## Start
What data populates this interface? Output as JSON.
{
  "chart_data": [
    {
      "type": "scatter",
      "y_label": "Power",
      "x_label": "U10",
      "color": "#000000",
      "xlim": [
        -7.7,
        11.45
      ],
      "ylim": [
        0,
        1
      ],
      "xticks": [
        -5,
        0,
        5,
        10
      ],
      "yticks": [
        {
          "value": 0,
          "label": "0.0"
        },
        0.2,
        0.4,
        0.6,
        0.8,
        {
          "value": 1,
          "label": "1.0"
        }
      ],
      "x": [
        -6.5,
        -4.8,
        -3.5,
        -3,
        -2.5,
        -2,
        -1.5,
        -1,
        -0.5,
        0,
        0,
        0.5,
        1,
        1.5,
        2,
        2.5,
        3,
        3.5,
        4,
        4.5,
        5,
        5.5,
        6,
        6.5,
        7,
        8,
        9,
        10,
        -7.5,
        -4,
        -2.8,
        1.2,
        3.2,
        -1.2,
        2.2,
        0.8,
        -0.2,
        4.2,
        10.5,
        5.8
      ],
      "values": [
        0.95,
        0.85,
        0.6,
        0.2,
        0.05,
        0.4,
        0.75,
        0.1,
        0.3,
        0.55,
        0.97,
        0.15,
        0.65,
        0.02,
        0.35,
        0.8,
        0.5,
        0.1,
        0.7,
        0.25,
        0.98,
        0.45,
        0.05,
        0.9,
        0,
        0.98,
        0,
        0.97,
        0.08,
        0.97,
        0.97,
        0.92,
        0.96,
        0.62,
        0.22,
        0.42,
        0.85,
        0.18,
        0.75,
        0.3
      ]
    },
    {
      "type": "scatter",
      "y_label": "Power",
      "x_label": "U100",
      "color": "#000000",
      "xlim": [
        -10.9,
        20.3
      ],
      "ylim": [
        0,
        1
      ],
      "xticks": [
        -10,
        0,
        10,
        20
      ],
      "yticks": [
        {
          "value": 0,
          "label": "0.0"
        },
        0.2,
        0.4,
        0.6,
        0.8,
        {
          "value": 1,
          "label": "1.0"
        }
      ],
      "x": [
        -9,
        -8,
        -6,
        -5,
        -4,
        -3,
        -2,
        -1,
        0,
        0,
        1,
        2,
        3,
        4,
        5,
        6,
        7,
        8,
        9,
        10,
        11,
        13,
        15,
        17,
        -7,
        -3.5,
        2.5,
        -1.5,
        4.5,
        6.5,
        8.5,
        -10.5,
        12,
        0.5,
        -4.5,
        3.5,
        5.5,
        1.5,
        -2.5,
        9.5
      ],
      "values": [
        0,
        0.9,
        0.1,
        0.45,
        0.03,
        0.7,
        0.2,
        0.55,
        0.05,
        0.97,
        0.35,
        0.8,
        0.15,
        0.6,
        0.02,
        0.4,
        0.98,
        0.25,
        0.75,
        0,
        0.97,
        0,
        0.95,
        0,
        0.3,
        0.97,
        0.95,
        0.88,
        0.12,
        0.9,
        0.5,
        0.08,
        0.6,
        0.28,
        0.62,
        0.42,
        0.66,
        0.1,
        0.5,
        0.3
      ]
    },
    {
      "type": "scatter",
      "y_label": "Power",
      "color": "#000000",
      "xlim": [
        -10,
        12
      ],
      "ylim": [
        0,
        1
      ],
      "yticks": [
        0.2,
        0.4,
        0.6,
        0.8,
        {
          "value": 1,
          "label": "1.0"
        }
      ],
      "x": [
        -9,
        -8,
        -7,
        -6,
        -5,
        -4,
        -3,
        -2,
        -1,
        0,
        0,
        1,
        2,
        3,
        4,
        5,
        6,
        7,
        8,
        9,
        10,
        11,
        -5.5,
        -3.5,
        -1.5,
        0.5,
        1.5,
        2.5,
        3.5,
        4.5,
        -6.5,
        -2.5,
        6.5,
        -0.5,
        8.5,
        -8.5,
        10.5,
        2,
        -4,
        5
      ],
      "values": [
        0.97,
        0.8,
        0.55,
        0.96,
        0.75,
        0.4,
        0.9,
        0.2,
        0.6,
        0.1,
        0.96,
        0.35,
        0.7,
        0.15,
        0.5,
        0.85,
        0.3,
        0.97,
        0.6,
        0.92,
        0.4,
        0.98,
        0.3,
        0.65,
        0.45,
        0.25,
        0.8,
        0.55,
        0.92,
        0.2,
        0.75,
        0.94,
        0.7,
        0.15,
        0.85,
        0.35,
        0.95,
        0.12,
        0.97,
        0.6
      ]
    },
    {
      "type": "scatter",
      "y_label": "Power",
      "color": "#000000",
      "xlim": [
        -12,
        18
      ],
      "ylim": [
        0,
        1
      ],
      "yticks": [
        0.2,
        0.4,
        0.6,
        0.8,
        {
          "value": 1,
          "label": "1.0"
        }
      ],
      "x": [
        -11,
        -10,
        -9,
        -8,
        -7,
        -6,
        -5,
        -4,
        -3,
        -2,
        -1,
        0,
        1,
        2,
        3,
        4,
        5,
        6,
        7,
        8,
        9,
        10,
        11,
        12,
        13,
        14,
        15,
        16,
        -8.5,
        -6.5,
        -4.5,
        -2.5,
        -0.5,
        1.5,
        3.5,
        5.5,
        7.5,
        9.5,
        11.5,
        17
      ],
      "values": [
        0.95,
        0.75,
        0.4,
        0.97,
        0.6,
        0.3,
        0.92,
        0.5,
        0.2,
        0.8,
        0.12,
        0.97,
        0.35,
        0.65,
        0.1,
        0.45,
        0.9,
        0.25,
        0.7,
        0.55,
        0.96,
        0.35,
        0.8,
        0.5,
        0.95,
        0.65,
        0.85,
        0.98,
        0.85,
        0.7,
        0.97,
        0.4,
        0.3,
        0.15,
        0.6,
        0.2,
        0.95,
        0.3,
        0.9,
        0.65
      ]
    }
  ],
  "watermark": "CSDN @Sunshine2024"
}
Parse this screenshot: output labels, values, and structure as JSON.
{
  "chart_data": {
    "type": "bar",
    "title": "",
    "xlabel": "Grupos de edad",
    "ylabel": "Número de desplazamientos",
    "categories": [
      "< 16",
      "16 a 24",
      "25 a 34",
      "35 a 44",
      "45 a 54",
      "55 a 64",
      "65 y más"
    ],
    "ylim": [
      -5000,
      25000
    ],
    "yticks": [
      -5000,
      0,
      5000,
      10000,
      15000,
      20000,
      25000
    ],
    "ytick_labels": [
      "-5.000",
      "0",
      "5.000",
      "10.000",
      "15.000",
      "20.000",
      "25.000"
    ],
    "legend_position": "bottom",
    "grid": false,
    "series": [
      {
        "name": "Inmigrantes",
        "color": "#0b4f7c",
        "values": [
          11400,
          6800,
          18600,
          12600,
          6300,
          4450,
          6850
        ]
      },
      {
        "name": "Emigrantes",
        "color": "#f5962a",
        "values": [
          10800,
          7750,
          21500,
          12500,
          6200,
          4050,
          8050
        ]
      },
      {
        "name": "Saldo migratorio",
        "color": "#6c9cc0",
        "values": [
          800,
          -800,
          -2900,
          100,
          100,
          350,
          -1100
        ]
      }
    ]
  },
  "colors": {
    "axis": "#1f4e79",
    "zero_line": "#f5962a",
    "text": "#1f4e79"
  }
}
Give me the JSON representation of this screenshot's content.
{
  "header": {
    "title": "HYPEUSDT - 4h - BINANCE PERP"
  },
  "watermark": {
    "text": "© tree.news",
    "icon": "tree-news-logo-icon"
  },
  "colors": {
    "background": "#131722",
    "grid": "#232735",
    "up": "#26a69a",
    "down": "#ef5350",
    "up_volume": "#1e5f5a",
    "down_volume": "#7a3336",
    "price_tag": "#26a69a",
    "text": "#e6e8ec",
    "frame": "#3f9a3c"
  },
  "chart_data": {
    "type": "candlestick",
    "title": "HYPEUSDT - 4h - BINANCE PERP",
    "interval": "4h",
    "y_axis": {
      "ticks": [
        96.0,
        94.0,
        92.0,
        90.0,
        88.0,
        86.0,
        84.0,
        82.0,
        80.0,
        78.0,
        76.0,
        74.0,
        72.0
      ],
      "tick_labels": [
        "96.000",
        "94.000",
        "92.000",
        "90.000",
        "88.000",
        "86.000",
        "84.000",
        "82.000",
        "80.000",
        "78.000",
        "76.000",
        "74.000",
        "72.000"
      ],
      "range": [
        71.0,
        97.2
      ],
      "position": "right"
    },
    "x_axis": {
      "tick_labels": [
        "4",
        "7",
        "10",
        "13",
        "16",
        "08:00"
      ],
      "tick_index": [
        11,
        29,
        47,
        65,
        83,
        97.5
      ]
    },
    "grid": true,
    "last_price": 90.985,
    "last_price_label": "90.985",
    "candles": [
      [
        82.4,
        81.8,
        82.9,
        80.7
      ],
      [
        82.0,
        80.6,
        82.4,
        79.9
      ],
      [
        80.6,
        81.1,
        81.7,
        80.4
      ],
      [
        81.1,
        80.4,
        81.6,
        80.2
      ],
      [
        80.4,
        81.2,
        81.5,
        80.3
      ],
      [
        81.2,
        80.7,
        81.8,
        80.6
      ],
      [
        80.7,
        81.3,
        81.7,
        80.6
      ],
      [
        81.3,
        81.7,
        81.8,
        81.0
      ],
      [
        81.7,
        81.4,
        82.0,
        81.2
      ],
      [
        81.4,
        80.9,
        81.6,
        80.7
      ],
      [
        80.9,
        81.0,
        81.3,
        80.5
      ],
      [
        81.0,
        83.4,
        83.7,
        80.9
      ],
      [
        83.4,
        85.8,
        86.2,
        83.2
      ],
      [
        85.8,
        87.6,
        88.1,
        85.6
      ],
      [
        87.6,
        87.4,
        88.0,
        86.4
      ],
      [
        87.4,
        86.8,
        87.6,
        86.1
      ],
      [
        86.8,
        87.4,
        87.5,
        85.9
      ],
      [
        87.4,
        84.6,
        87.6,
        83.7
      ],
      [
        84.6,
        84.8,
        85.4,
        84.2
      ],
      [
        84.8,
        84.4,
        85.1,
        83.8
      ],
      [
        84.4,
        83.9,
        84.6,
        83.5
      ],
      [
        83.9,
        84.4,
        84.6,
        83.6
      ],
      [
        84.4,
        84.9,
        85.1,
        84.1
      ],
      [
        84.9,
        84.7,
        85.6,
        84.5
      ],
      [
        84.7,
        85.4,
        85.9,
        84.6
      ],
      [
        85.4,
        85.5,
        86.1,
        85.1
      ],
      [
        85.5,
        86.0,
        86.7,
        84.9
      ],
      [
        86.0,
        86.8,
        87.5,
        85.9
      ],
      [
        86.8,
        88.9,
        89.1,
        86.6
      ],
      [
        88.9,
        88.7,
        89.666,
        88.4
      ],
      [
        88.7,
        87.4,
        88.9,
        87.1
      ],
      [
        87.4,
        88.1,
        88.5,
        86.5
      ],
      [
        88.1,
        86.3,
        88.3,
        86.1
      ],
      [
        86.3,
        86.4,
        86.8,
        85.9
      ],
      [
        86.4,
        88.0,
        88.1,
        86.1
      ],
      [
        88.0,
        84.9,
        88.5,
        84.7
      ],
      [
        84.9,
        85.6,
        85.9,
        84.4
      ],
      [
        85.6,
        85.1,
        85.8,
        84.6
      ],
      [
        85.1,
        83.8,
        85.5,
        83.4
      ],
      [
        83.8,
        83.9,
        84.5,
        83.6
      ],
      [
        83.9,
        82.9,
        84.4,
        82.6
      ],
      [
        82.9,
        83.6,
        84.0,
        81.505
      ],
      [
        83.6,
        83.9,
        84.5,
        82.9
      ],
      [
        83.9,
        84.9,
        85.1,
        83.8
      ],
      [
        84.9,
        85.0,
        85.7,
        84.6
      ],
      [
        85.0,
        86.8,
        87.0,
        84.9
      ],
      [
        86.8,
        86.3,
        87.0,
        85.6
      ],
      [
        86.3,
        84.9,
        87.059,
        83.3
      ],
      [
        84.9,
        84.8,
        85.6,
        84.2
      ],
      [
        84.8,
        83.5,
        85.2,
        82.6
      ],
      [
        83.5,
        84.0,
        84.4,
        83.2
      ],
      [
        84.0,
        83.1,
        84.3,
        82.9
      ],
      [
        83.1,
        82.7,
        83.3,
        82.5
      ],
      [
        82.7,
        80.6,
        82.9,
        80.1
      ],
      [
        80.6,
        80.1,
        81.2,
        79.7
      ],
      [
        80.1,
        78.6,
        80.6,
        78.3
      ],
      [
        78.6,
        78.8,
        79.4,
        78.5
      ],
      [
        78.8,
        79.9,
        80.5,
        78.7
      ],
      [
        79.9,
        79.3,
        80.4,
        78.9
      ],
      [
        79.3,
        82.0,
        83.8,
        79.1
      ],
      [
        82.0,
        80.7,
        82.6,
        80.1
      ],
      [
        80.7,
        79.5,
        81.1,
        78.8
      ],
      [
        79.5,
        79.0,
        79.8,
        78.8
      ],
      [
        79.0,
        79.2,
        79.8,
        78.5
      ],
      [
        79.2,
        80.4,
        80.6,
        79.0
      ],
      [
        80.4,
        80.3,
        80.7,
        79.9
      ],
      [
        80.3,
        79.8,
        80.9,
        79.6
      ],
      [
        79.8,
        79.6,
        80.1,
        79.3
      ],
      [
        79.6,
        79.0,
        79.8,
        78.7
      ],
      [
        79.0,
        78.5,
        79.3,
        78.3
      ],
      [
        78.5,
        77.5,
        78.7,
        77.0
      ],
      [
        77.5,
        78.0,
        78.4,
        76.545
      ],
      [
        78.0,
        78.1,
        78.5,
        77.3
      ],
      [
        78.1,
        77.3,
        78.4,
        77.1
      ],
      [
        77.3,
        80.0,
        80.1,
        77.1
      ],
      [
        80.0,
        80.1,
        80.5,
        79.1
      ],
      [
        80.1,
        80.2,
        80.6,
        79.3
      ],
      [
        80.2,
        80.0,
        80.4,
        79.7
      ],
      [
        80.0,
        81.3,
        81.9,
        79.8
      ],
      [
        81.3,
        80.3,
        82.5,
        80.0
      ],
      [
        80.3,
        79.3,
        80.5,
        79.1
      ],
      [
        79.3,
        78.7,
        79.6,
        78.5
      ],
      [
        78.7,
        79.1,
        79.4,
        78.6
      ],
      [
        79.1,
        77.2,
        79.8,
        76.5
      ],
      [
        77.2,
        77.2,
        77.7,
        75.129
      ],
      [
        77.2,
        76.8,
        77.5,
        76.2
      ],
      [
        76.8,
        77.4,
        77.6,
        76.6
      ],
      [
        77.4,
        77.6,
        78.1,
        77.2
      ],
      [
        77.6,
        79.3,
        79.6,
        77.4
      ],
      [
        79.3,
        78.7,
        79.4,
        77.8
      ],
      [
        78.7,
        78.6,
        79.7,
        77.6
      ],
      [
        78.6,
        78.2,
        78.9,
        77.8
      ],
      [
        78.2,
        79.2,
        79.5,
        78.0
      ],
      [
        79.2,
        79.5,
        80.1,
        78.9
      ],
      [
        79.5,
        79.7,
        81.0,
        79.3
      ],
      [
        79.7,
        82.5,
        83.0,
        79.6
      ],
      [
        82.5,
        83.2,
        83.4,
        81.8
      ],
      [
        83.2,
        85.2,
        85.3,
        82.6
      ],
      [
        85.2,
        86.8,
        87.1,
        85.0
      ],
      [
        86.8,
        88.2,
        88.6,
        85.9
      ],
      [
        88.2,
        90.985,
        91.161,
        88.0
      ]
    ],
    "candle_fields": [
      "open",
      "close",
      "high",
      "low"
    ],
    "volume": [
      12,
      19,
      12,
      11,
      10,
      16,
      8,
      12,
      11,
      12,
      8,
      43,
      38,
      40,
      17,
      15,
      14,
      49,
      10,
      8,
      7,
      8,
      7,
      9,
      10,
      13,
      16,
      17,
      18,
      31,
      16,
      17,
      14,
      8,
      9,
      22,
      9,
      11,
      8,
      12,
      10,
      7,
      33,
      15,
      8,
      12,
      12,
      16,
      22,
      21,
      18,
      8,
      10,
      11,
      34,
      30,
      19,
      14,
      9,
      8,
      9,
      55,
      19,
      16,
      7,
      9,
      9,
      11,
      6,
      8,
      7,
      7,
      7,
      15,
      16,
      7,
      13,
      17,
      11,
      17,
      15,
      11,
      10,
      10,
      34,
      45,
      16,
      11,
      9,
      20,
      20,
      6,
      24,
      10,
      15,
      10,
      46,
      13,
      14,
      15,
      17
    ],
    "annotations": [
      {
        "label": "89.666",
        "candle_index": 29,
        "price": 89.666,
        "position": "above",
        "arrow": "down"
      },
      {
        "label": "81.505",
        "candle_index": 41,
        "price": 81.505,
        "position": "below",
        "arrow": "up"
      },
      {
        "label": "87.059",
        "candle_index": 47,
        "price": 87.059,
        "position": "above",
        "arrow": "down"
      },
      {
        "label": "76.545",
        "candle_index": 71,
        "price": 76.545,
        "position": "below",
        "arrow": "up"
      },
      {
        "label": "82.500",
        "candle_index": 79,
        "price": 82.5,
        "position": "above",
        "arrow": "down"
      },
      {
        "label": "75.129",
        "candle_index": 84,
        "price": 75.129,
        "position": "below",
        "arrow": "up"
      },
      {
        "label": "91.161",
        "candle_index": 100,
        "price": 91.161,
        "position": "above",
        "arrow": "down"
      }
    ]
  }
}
## End
• Exercise: Copy out every line that includes the word "JSON".

• Final result:
What data populates this interface? Output as JSON.
Parse this screenshot: output labels, values, and structure as JSON.
Give me the JSON representation of this screenshot's content.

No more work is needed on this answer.